**Directive**
State the number of lines that include the string "other", and write nothing else.

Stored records
══════

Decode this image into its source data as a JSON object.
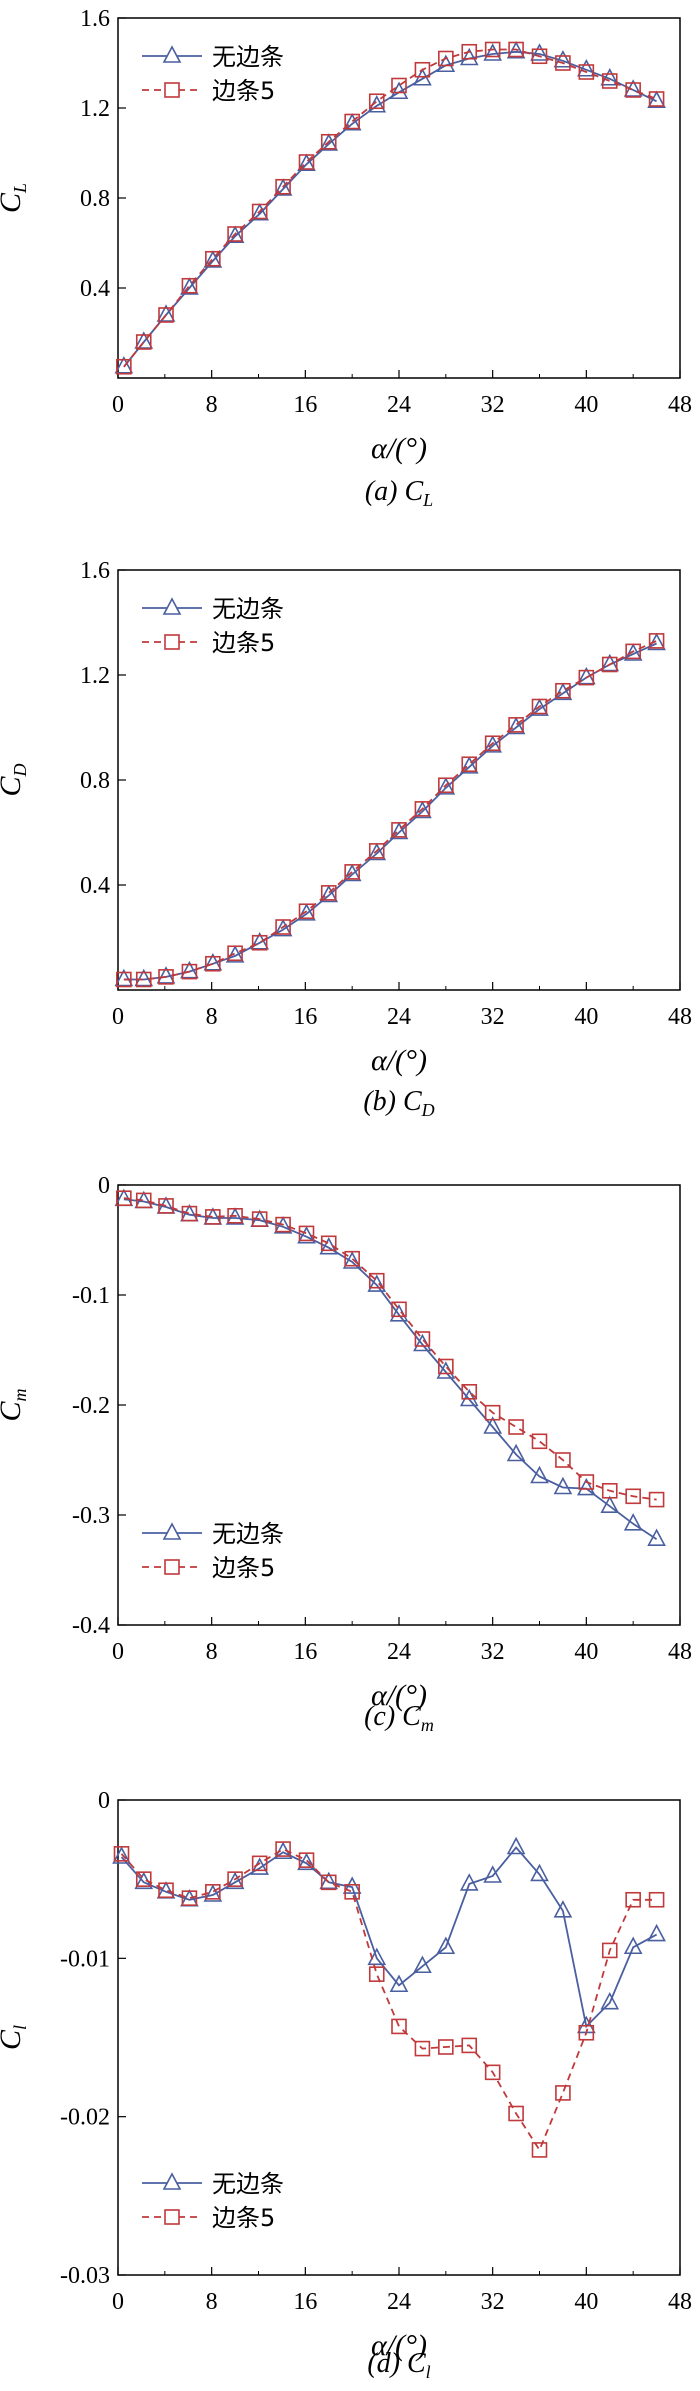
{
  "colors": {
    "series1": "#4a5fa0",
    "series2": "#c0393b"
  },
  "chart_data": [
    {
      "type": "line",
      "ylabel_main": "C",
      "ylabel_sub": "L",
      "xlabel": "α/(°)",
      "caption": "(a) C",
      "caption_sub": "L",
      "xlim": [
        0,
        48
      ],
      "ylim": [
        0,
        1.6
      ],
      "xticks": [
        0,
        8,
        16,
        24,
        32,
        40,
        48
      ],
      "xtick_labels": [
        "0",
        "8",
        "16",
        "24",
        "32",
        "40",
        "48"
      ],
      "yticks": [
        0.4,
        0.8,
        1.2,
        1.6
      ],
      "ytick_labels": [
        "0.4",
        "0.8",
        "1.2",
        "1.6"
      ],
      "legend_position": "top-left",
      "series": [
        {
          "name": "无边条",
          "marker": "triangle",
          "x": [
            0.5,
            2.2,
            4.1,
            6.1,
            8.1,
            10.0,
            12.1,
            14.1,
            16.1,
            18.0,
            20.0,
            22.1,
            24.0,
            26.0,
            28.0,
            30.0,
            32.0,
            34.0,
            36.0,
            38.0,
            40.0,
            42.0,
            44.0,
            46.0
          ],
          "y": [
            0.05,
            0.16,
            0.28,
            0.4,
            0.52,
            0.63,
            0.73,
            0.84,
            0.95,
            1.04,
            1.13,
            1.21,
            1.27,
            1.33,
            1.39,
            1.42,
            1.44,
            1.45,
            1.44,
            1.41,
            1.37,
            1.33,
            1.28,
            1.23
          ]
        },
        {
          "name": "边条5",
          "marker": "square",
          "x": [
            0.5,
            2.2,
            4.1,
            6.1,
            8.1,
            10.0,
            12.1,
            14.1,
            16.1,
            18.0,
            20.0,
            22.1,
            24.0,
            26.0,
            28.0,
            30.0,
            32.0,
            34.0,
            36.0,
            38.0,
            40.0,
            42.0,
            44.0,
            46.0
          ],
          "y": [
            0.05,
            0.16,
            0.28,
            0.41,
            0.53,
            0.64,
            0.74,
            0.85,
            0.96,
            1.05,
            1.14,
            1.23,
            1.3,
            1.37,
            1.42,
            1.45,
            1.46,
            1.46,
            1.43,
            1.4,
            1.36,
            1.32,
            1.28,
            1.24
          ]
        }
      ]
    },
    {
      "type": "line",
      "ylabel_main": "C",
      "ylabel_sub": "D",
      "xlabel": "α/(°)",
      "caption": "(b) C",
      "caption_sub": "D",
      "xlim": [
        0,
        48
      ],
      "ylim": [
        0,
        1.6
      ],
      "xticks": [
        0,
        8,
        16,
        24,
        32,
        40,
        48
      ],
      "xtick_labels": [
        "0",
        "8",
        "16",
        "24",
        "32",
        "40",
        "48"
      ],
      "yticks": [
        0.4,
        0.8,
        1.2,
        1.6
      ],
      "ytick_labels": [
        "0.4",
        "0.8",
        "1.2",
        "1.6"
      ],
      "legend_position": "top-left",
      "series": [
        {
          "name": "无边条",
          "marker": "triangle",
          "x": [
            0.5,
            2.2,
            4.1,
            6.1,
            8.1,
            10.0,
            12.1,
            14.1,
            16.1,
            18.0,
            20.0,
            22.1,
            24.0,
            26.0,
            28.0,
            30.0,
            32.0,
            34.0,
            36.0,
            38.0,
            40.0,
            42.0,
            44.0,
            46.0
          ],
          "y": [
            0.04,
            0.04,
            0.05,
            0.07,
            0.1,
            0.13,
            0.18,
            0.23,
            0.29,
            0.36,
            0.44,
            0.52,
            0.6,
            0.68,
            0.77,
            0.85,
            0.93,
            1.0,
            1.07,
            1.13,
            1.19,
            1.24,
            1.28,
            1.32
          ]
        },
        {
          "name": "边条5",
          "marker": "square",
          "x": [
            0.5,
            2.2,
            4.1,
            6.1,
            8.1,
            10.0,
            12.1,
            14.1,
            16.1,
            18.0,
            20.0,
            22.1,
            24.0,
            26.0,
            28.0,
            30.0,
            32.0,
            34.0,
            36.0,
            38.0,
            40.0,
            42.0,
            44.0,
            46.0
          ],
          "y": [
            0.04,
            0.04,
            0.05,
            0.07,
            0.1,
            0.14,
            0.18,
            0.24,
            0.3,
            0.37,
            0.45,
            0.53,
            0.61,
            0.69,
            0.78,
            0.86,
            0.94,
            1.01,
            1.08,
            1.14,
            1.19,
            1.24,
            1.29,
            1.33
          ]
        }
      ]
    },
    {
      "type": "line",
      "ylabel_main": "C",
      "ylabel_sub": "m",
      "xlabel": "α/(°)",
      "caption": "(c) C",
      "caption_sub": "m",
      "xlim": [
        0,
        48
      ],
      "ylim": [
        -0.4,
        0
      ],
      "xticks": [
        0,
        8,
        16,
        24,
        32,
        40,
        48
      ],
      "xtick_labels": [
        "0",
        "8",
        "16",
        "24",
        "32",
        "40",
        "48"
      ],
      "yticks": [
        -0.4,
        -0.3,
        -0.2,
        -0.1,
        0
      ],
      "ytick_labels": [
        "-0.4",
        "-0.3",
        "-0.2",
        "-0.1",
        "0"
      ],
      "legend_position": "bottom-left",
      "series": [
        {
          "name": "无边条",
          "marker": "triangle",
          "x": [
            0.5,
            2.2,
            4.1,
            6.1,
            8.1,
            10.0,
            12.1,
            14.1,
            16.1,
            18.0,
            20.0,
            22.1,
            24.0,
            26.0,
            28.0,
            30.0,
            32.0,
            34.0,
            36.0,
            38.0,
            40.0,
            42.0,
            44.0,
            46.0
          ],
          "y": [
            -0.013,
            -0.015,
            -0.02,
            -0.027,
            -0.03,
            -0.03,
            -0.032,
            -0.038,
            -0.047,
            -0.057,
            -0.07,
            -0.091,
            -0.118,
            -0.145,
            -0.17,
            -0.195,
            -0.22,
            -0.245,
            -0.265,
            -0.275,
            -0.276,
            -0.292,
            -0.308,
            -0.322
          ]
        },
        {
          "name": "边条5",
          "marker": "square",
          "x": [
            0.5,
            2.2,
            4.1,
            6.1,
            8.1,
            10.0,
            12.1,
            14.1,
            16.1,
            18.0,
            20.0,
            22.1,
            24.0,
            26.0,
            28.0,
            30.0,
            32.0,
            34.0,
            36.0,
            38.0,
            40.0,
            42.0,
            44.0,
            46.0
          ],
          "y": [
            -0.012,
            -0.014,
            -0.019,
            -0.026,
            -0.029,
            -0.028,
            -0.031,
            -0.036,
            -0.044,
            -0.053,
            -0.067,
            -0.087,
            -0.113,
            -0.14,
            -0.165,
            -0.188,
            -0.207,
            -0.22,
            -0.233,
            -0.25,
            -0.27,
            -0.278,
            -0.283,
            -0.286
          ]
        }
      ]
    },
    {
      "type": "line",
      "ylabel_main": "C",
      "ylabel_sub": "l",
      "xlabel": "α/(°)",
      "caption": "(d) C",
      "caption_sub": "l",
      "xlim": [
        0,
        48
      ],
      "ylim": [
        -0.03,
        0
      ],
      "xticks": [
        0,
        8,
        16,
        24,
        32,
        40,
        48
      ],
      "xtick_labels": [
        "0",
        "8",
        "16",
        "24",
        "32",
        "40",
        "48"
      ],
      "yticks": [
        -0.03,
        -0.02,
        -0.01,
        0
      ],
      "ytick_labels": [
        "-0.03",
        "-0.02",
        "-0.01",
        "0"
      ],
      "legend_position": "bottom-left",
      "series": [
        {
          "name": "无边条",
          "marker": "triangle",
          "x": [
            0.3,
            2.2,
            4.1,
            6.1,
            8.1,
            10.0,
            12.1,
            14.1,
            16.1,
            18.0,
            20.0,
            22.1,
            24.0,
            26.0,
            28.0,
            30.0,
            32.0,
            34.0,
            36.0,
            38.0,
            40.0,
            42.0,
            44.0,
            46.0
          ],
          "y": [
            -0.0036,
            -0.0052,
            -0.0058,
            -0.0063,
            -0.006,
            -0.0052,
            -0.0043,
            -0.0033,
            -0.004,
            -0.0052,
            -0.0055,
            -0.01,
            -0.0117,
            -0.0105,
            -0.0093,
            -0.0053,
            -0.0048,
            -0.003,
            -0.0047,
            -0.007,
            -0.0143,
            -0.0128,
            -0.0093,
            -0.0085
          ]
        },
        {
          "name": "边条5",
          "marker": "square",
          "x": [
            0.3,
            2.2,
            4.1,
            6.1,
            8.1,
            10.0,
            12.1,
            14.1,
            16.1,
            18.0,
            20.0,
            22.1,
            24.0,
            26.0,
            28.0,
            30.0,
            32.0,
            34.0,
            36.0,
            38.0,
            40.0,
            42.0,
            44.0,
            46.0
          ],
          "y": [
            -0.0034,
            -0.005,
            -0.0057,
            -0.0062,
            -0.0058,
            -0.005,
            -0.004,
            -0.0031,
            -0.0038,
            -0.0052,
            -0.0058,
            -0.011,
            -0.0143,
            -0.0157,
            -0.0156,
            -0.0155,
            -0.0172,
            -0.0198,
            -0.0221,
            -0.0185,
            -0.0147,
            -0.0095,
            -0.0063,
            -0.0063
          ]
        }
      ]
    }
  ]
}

══════

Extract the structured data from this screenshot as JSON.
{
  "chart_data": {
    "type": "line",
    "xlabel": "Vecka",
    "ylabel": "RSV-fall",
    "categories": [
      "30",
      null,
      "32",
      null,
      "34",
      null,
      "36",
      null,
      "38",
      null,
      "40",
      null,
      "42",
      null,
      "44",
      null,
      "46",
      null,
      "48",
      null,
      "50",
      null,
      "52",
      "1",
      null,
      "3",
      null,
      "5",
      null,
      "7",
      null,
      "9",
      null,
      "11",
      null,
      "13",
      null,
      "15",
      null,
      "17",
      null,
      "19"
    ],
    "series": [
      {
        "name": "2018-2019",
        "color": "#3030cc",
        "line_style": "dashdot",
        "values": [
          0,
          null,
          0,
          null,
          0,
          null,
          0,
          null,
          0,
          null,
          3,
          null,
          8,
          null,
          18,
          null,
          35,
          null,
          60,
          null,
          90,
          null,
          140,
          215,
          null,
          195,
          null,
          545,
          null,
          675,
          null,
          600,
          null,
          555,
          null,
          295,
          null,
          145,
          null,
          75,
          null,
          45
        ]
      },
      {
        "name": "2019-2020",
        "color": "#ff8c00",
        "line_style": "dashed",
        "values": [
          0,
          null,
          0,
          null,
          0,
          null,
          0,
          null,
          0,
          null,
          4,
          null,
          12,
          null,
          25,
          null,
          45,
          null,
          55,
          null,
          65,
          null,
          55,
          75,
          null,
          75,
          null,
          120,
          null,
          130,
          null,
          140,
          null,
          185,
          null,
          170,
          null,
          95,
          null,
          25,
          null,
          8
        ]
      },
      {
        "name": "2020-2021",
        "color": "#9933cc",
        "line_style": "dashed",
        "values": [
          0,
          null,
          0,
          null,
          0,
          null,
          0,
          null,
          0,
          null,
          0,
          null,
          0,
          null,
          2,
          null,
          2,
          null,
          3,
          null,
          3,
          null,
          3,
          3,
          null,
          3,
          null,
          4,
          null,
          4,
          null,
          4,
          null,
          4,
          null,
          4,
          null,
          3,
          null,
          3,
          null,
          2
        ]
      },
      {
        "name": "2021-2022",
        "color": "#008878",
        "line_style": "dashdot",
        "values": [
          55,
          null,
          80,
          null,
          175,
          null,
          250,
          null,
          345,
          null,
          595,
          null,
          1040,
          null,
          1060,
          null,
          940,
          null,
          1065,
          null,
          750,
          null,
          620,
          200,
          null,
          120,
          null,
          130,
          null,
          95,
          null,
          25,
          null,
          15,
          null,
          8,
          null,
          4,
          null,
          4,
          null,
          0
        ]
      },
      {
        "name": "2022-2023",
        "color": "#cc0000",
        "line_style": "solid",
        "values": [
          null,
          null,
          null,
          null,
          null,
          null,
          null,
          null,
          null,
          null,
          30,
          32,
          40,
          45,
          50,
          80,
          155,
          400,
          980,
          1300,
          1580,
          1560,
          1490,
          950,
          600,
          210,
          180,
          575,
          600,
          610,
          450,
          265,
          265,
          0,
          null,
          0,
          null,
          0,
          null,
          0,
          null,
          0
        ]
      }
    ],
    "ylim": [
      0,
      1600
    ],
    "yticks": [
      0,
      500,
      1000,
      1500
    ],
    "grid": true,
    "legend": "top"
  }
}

══════

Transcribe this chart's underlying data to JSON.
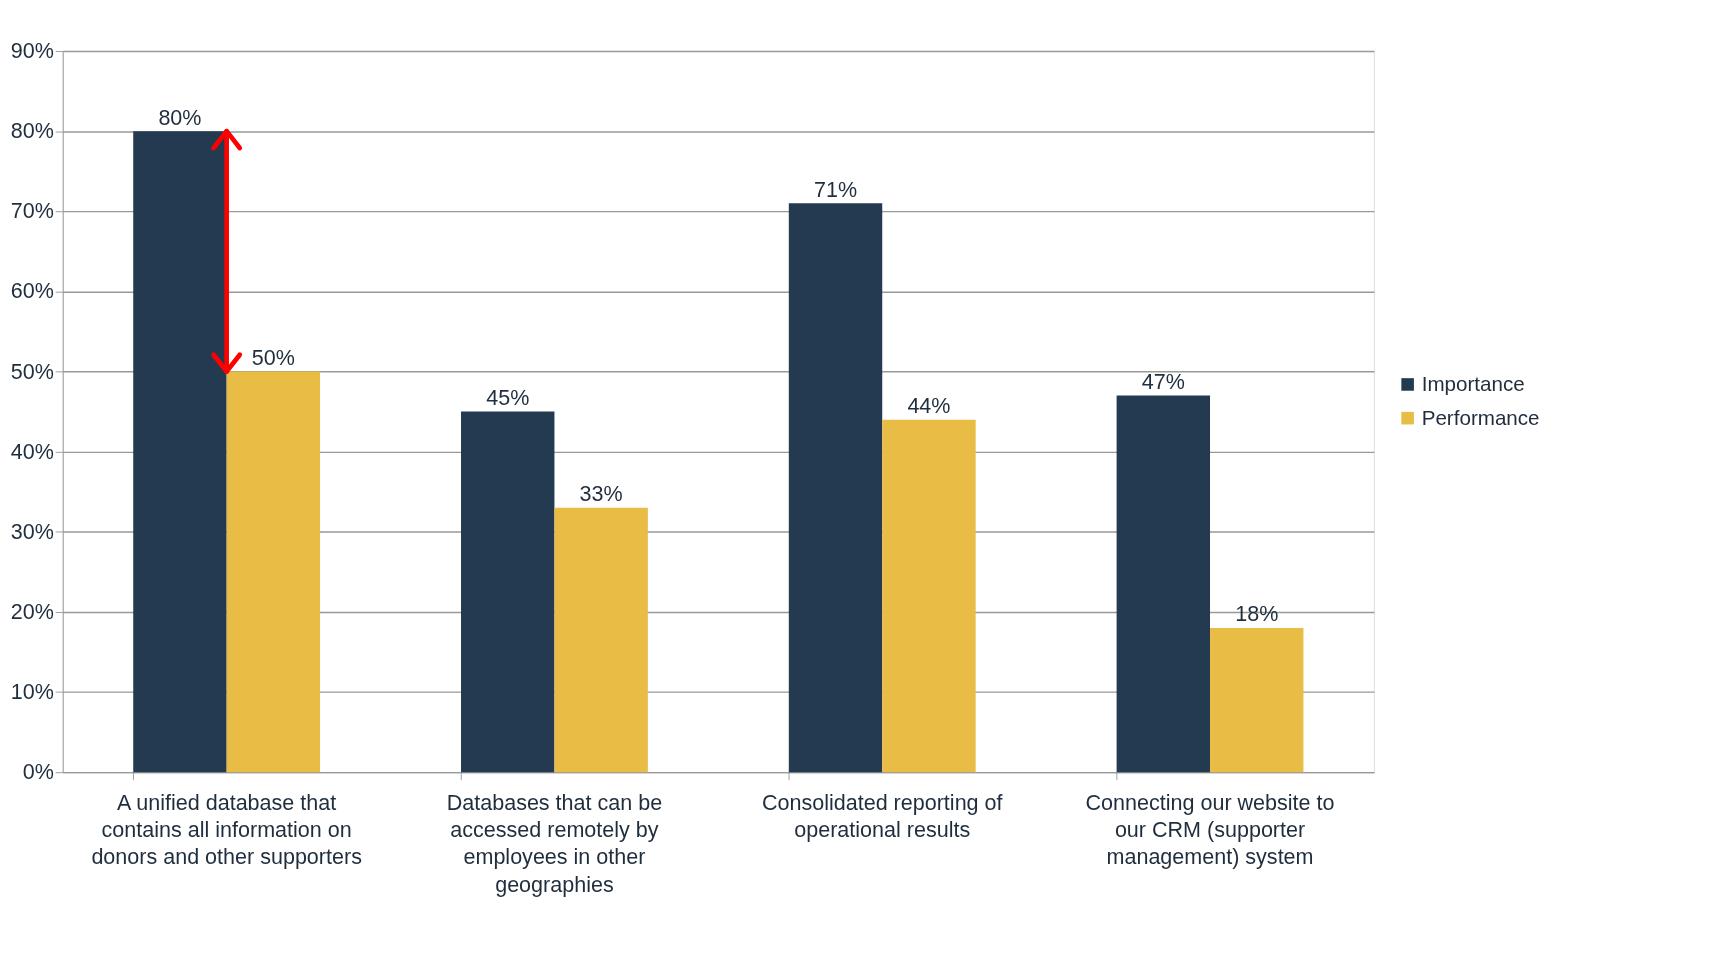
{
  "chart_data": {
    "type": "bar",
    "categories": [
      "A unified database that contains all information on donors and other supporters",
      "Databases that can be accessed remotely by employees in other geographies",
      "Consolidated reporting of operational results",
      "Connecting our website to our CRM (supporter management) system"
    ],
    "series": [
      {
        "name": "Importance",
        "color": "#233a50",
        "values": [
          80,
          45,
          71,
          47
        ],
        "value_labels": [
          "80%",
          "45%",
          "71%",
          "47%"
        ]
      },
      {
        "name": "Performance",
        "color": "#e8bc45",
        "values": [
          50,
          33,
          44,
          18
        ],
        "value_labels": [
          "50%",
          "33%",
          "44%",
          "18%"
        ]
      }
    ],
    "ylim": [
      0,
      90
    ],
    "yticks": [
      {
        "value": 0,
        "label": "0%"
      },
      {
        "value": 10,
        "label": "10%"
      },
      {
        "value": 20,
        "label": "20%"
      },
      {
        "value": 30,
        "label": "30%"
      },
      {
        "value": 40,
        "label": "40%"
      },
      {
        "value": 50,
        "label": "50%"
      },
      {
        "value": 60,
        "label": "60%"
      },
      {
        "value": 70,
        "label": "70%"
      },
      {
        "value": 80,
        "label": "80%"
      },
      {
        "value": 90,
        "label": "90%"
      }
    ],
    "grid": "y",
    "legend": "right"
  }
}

══════

**Complete output**
2